┌──

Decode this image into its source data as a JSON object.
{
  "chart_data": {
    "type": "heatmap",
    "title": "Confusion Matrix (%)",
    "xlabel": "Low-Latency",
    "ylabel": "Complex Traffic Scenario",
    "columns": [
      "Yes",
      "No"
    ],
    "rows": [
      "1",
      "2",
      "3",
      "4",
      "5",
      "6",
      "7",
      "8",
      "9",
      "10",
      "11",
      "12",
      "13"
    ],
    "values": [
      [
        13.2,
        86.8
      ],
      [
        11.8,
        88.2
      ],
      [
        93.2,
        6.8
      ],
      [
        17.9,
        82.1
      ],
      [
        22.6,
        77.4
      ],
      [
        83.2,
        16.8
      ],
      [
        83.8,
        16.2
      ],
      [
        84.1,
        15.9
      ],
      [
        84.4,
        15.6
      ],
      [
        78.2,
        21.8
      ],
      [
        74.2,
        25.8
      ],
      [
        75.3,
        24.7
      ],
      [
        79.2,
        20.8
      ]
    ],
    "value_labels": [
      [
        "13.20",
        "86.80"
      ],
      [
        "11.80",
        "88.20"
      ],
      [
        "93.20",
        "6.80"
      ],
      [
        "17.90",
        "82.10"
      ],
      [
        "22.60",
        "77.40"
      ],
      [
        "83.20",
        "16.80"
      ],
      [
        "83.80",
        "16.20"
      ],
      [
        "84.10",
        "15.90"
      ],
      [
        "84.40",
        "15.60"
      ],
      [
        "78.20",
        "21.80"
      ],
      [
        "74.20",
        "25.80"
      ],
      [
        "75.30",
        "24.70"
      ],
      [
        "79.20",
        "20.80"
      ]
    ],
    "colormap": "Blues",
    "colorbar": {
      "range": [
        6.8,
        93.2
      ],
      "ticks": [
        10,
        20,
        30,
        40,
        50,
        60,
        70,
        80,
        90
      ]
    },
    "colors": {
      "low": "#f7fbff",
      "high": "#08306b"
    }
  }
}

└──

Brief = Give back each line above precisely as it stands.

Expected answer =
Decode this image into its source data as a JSON object.
{
  "chart_data": {
    "type": "heatmap",
    "title": "Confusion Matrix (%)",
    "xlabel": "Low-Latency",
    "ylabel": "Complex Traffic Scenario",
    "columns": [
      "Yes",
      "No"
    ],
    "rows": [
      "1",
      "2",
      "3",
      "4",
      "5",
      "6",
      "7",
      "8",
      "9",
      "10",
      "11",
      "12",
      "13"
    ],
    "values": [
      [
        13.2,
        86.8
      ],
      [
        11.8,
        88.2
      ],
      [
        93.2,
        6.8
      ],
      [
        17.9,
        82.1
      ],
      [
        22.6,
        77.4
      ],
      [
        83.2,
        16.8
      ],
      [
        83.8,
        16.2
      ],
      [
        84.1,
        15.9
      ],
      [
        84.4,
        15.6
      ],
      [
        78.2,
        21.8
      ],
      [
        74.2,
        25.8
      ],
      [
        75.3,
        24.7
      ],
      [
        79.2,
        20.8
      ]
    ],
    "value_labels": [
      [
        "13.20",
        "86.80"
      ],
      [
        "11.80",
        "88.20"
      ],
      [
        "93.20",
        "6.80"
      ],
      [
        "17.90",
        "82.10"
      ],
      [
        "22.60",
        "77.40"
      ],
      [
        "83.20",
        "16.80"
      ],
      [
        "83.80",
        "16.20"
      ],
      [
        "84.10",
        "15.90"
      ],
      [
        "84.40",
        "15.60"
      ],
      [
        "78.20",
        "21.80"
      ],
      [
        "74.20",
        "25.80"
      ],
      [
        "75.30",
        "24.70"
      ],
      [
        "79.20",
        "20.80"
      ]
    ],
    "colormap": "Blues",
    "colorbar": {
      "range": [
        6.8,
        93.2
      ],
      "ticks": [
        10,
        20,
        30,
        40,
        50,
        60,
        70,
        80,
        90
      ]
    },
    "colors": {
      "low": "#f7fbff",
      "high": "#08306b"
    }
  }
}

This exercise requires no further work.